Problem description: Exactly and only the lines from the one containing "Enumerate this screenshot's" through the close of the entries below are to be set down.

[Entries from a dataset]
════

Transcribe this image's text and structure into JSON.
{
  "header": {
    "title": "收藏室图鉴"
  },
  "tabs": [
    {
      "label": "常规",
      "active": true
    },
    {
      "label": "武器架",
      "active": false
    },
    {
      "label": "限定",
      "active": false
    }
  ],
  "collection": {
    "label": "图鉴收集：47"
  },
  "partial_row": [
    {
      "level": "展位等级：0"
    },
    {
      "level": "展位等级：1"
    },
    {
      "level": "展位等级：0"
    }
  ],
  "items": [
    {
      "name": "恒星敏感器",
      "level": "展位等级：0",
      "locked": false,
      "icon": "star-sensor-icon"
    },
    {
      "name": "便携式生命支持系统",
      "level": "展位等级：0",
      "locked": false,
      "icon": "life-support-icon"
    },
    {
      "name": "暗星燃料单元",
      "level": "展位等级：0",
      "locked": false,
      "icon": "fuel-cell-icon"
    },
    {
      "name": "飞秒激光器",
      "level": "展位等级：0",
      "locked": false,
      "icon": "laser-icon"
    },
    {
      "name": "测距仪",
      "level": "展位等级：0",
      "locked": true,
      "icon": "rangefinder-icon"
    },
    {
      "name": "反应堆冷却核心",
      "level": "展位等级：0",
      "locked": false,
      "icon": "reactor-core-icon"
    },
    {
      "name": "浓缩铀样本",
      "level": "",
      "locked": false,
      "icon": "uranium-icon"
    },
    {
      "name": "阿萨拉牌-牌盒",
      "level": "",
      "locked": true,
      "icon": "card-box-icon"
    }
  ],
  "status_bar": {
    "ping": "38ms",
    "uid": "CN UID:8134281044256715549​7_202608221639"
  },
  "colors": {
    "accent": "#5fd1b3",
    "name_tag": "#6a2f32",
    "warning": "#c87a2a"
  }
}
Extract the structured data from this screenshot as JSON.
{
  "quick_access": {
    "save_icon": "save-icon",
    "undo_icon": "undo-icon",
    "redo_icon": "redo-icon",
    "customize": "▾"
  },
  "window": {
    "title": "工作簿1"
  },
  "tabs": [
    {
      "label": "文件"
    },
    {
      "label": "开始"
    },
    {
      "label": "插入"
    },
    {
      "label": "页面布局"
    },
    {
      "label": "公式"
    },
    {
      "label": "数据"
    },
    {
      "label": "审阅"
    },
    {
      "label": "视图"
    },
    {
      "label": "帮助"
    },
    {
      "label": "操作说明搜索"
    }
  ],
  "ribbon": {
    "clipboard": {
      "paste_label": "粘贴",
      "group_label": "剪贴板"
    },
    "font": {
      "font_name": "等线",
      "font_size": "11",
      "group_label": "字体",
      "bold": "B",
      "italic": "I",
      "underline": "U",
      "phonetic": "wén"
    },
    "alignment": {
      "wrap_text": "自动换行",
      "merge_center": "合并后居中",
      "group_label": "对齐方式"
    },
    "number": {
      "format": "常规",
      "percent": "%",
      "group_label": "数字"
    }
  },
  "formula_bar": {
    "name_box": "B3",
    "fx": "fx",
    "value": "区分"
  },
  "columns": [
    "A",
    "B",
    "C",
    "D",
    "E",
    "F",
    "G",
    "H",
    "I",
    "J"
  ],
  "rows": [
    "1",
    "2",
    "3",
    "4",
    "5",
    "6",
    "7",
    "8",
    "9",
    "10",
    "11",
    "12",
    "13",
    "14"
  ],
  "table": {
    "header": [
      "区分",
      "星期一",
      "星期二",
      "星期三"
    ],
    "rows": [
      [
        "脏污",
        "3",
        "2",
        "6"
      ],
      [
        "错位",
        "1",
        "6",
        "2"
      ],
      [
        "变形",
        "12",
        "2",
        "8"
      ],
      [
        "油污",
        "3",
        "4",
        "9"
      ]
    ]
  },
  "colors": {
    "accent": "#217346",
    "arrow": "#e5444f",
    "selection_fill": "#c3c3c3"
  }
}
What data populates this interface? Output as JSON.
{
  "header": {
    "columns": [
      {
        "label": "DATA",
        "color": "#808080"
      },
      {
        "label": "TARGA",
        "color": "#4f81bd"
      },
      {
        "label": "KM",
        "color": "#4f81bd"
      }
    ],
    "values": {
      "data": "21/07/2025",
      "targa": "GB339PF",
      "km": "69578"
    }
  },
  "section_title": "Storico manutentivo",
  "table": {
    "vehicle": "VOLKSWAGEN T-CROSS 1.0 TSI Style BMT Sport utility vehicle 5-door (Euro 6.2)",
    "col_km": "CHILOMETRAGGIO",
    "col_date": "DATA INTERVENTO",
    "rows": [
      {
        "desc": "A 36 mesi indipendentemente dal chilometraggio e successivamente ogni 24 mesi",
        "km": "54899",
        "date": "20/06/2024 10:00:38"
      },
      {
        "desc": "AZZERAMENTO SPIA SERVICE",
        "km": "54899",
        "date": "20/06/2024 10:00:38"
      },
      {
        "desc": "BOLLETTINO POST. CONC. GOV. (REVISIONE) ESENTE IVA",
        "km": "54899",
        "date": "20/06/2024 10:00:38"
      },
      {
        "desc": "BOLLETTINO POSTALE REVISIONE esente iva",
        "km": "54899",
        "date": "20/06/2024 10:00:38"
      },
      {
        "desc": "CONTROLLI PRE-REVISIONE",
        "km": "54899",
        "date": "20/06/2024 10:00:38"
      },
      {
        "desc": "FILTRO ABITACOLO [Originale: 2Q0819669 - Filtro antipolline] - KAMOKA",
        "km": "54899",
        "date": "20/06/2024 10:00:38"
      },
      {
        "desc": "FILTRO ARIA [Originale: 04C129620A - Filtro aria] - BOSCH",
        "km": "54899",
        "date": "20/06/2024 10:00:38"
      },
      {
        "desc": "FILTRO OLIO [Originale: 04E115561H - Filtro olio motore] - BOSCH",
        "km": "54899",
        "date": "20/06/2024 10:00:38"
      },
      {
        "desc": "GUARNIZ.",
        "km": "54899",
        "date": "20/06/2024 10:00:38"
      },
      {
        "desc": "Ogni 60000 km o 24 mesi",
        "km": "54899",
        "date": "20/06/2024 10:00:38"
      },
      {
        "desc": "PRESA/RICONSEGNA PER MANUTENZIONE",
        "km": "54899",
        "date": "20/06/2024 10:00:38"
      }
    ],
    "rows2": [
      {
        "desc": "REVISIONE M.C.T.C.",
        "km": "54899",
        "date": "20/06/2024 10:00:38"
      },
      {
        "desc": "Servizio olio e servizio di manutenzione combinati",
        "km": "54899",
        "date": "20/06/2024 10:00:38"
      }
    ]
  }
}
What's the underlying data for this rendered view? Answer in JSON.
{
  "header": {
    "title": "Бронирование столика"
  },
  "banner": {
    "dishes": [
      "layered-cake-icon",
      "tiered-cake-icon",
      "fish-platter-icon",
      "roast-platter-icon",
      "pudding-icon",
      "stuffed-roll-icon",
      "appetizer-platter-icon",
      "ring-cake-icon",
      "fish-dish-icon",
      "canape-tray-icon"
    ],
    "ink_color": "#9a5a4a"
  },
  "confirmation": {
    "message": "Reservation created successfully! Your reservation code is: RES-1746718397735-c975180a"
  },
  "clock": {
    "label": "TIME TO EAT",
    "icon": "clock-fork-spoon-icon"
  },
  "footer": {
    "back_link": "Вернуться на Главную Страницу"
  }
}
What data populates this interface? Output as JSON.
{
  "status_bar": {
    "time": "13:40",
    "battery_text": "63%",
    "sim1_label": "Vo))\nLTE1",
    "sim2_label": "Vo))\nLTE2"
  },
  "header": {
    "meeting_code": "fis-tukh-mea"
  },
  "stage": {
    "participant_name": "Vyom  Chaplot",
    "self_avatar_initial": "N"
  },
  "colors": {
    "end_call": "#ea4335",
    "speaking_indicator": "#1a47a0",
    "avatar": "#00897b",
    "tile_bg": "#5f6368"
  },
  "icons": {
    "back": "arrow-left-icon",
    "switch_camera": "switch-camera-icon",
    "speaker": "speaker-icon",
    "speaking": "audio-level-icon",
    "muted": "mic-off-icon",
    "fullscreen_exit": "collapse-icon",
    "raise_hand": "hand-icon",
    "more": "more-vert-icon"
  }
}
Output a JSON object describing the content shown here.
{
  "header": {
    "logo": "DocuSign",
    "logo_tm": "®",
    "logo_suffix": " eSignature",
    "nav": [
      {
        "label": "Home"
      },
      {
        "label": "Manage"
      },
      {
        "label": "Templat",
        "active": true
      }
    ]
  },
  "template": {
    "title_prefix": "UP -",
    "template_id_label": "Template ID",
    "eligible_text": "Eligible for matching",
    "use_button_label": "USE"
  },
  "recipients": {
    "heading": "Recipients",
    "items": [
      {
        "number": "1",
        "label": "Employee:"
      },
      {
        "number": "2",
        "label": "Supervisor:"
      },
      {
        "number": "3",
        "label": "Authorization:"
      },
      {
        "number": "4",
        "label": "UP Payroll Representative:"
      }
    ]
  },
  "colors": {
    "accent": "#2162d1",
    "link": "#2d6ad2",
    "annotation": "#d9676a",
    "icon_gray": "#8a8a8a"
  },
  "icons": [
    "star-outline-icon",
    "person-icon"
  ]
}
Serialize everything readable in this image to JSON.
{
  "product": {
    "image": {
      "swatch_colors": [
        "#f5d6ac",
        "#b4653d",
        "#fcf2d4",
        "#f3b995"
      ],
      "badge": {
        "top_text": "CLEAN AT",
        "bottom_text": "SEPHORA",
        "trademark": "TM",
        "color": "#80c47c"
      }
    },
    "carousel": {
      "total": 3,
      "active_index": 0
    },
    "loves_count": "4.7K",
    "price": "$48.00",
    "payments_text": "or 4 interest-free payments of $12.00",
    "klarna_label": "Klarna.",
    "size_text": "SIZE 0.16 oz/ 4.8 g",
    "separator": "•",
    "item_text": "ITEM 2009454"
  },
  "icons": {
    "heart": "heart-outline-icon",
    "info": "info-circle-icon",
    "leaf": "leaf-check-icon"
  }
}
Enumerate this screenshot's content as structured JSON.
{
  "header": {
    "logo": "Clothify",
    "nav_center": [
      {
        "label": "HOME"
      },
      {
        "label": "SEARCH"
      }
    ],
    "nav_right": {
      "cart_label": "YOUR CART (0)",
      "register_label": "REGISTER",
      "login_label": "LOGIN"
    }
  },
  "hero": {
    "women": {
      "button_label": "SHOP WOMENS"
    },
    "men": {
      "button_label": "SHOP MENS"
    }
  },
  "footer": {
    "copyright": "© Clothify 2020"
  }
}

════

Exercise solution:
Enumerate this screenshot's content as structured JSON.
{
  "header": {
    "logo": "Clothify",
    "nav_center": [
      {
        "label": "HOME"
      },
      {
        "label": "SEARCH"
      }
    ],
    "nav_right": {
      "cart_label": "YOUR CART (0)",
      "register_label": "REGISTER",
      "login_label": "LOGIN"
    }
  },
  "hero": {
    "women": {
      "button_label": "SHOP WOMENS"
    },
    "men": {
      "button_label": "SHOP MENS"
    }
  },
  "footer": {
    "copyright": "© Clothify 2020"
  }
}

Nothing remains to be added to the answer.